_What is being asked_
Lines holding the string "color" are the ones to copy from this listing.

_Input material_
•••••

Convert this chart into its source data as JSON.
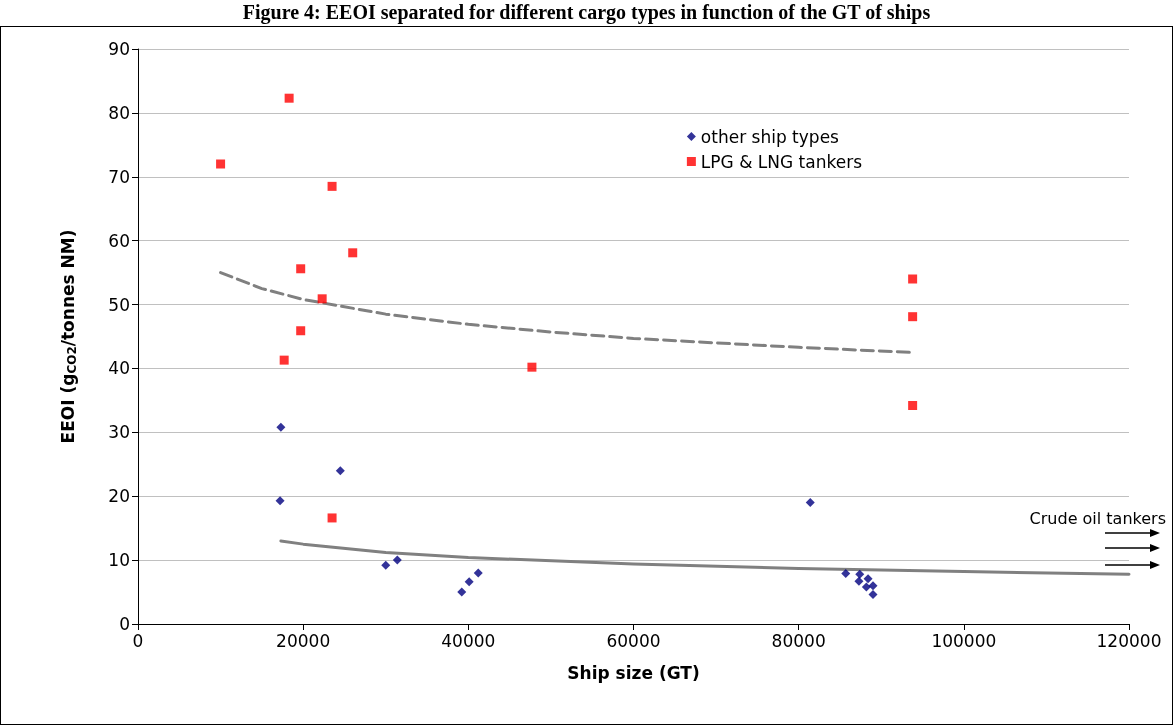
{
  "chart_data": {
    "type": "scatter",
    "title": "Figure 4: EEOI separated for different cargo types in function of the GT of ships",
    "xlabel": "Ship size (GT)",
    "ylabel": "EEOI (g$_{CO2}$/tonnes NM)",
    "xlim": [
      0,
      120000
    ],
    "xticks": [
      0,
      20000,
      40000,
      60000,
      80000,
      100000,
      120000
    ],
    "ylim": [
      0,
      90
    ],
    "yticks": [
      0,
      10,
      20,
      30,
      40,
      50,
      60,
      70,
      80,
      90
    ],
    "grid": "y",
    "legend": "top right",
    "annotations": [
      "Crude oil tankers"
    ],
    "series": [
      {
        "name": "other ship types",
        "type": "scatter",
        "marker": "diamond",
        "color": "#000080",
        "x": [
          17300,
          17200,
          24500,
          30000,
          31400,
          39200,
          40100,
          41200,
          81400,
          85700,
          87400,
          87300,
          88400,
          88200,
          89000,
          89000
        ],
        "values": [
          30.8,
          19.3,
          24.0,
          9.2,
          10.0,
          5.0,
          6.6,
          8.0,
          19.0,
          7.9,
          7.8,
          6.7,
          7.1,
          5.8,
          6.0,
          4.6
        ]
      },
      {
        "name": "LPG & LNG tankers",
        "type": "scatter",
        "marker": "square",
        "color": "#ff0000",
        "x": [
          10000,
          18300,
          23500,
          26000,
          19700,
          22300,
          19700,
          17700,
          47700,
          23500,
          93800,
          93800,
          93800
        ],
        "values": [
          72.0,
          82.3,
          68.5,
          58.1,
          55.6,
          50.9,
          45.9,
          41.3,
          40.2,
          16.6,
          54.0,
          48.1,
          34.2
        ]
      },
      {
        "type": "line",
        "marker": "none",
        "line_style": "dashed",
        "color": "#808080",
        "x": [
          10000,
          15000,
          20000,
          30000,
          40000,
          50000,
          60000,
          70000,
          80000,
          93800
        ],
        "values": [
          55.0,
          52.5,
          50.8,
          48.5,
          46.9,
          45.7,
          44.7,
          44.0,
          43.3,
          42.5
        ]
      },
      {
        "type": "line",
        "marker": "none",
        "line_style": "solid",
        "color": "#808080",
        "x": [
          17300,
          20000,
          30000,
          40000,
          60000,
          80000,
          100000,
          120000
        ],
        "values": [
          13.0,
          12.5,
          11.2,
          10.4,
          9.4,
          8.7,
          8.2,
          7.8
        ]
      }
    ]
  }
}
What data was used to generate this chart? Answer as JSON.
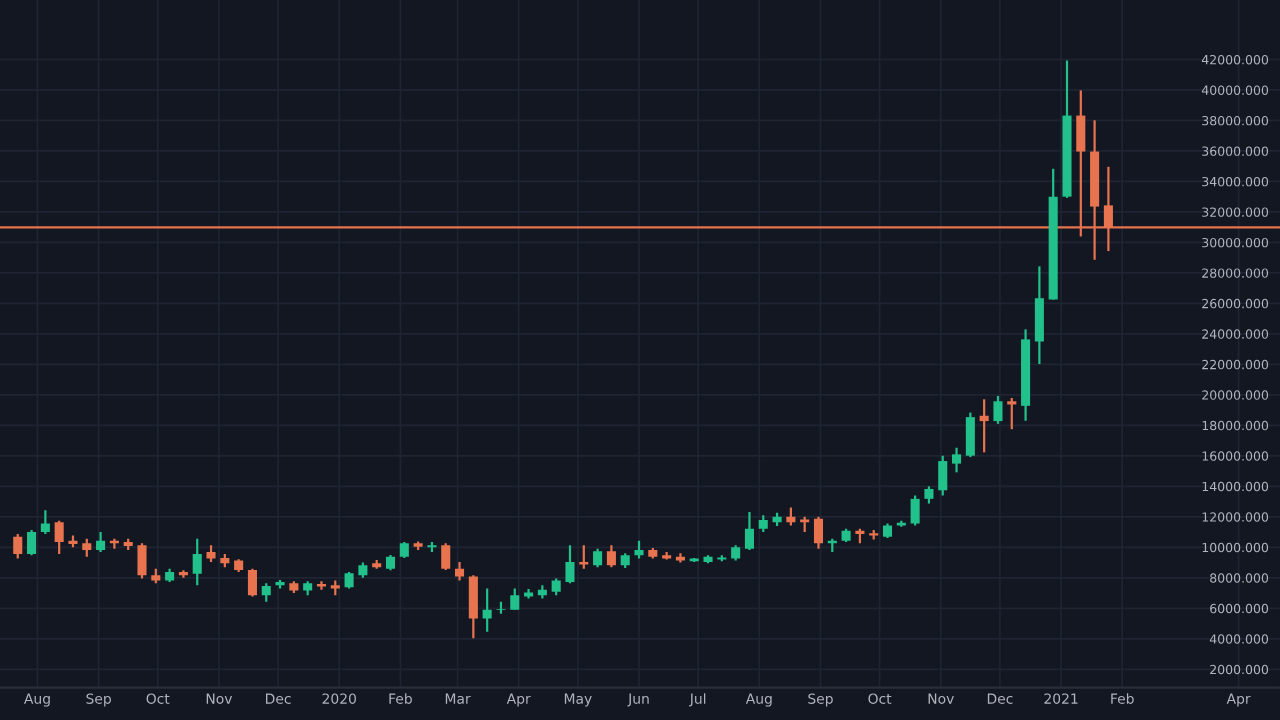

•••••

_Right answer_
        "color": "#000080",
        "color": "#ff0000",
        "color": "#808080",
        "color": "#808080",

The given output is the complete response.